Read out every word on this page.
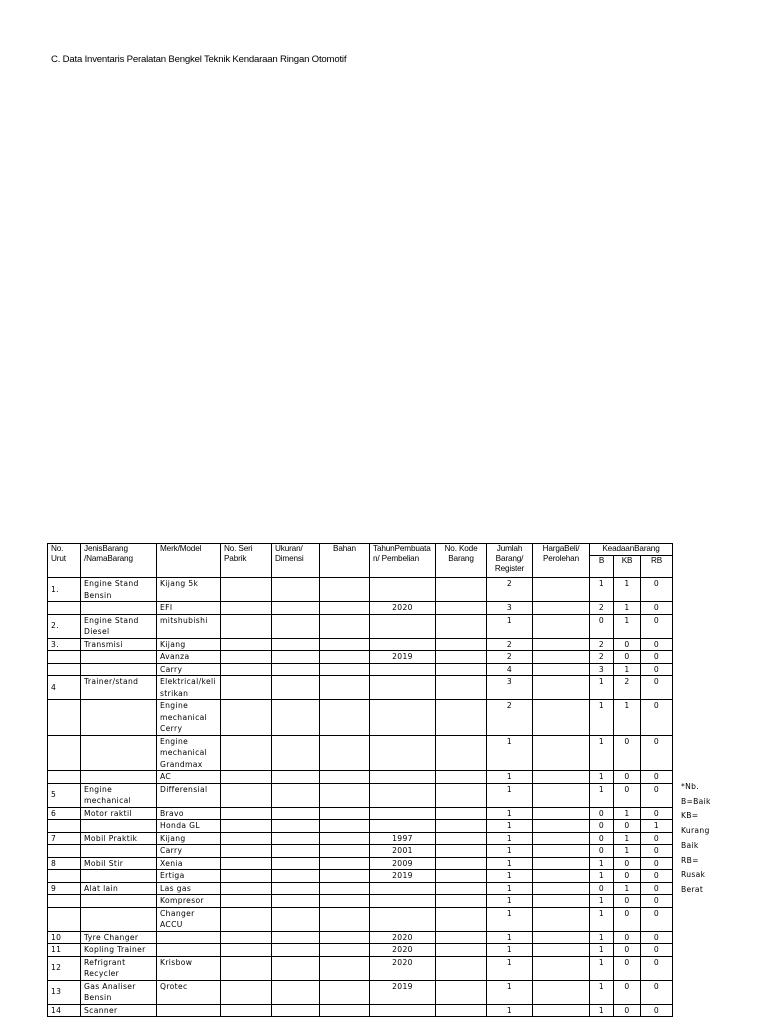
C. Data Inventaris Peralatan Bengkel Teknik Kendaraan Ringan Otomotif
No. Urut	JenisBarang /NamaBarang	Merk/Model	No. Seri Pabrik	Ukuran/ Dimensi	Bahan	TahunPembuatan/ Pembelian	No. Kode Barang	Jumlah Barang/ Register	HargaBeli/ Perolehan	KeadaanBarang		
										B	KB	RB
1.	Engine Stand Bensin	Kijang 5k						2		1	1	0
		EFI				2020		3		2	1	0
2.	Engine Stand Diesel	mitshubishi						1		0	1	0
3.	Transmisi	Kijang						2		2	0	0
		Avanza				2019		2		2	0	0
		Carry						4		3	1	0
4	Trainer/stand	Elektrical/kelistrikan						3		1	2	0
		Engine mechanical Cerry						2		1	1	0
		Engine mechanical Grandmax						1		1	0	0
		AC						1		1	0	0
5	Engine mechanical	Differensial						1		1	0	0
6	Motor raktil	Bravo						1		0	1	0
		Honda GL						1		0	0	1
7	Mobil Praktik	Kijang				1997		1		0	1	0
		Carry				2001		1		0	1	0
8	Mobil Stir	Xenia				2009		1		1	0	0
		Ertiga				2019		1		1	0	0
9	Alat lain	Las gas						1		0	1	0
		Kompresor						1		1	0	0
		Changer ACCU						1		1	0	0
10	Tyre Changer					2020		1		1	0	0
11	Kopling Trainer					2020		1		1	0	0
12	Refrigrant Recycler	Krisbow				2020		1		1	0	0
13	Gas Analiser Bensin	Qrotec				2019		1		1	0	0
14	Scanner							1		1	0	0
*Nb.
B=Baik
KB=
Kurang
Baik
RB=
Rusak
Berat
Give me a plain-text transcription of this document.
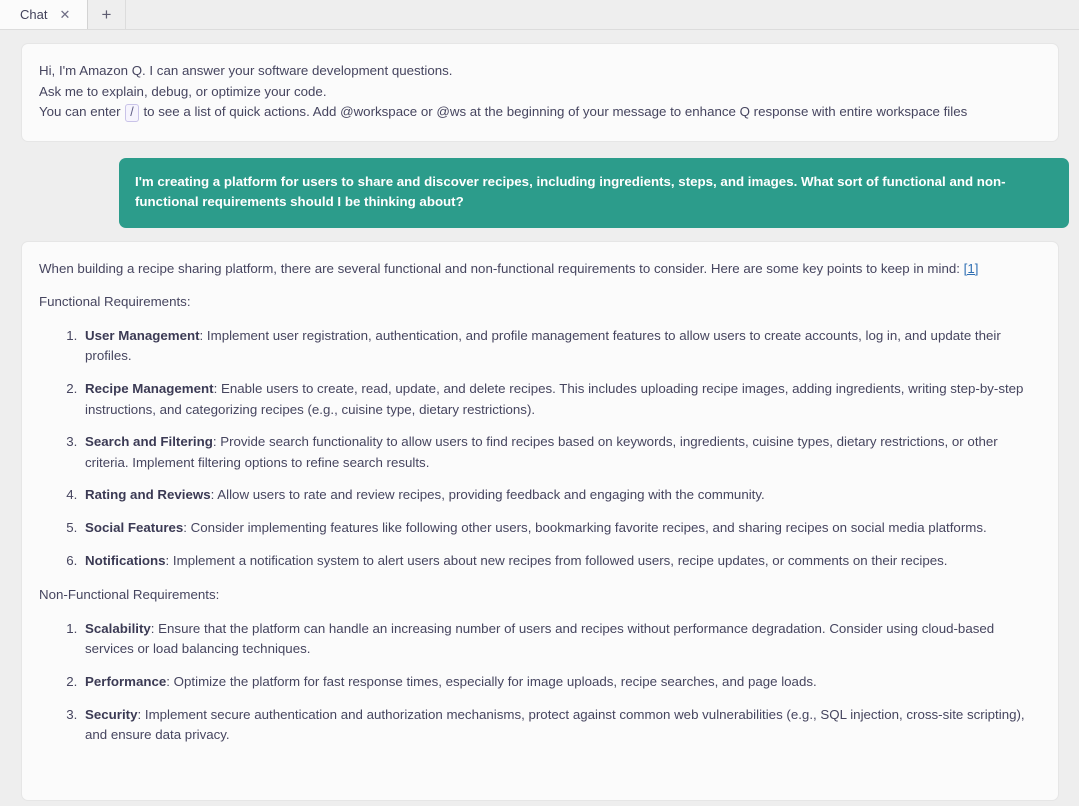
Chat ✕	+
Hi, I'm Amazon Q. I can answer your software development questions.
Ask me to explain, debug, or optimize your code.
You can enter / to see a list of quick actions. Add @workspace or @ws at the beginning of your message to enhance Q response with entire workspace files
I'm creating a platform for users to share and discover recipes, including ingredients, steps, and images. What sort of functional and non-functional requirements should I be thinking about?
When building a recipe sharing platform, there are several functional and non-functional requirements to consider. Here are some key points to keep in mind: [1]
Functional Requirements:
1. User Management: Implement user registration, authentication, and profile management features to allow users to create accounts, log in, and update their profiles.
2. Recipe Management: Enable users to create, read, update, and delete recipes. This includes uploading recipe images, adding ingredients, writing step-by-step instructions, and categorizing recipes (e.g., cuisine type, dietary restrictions).
3. Search and Filtering: Provide search functionality to allow users to find recipes based on keywords, ingredients, cuisine types, dietary restrictions, or other criteria. Implement filtering options to refine search results.
4. Rating and Reviews: Allow users to rate and review recipes, providing feedback and engaging with the community.
5. Social Features: Consider implementing features like following other users, bookmarking favorite recipes, and sharing recipes on social media platforms.
6. Notifications: Implement a notification system to alert users about new recipes from followed users, recipe updates, or comments on their recipes.
Non-Functional Requirements:
1. Scalability: Ensure that the platform can handle an increasing number of users and recipes without performance degradation. Consider using cloud-based services or load balancing techniques.
2. Performance: Optimize the platform for fast response times, especially for image uploads, recipe searches, and page loads.
3. Security: Implement secure authentication and authorization mechanisms, protect against common web vulnerabilities (e.g., SQL injection, cross-site scripting), and ensure data privacy.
* * * * * * *
• Task requirements: Tell how many lines of the data above hold the string "mechanical". Give only the number.

• Solution for this problem: 3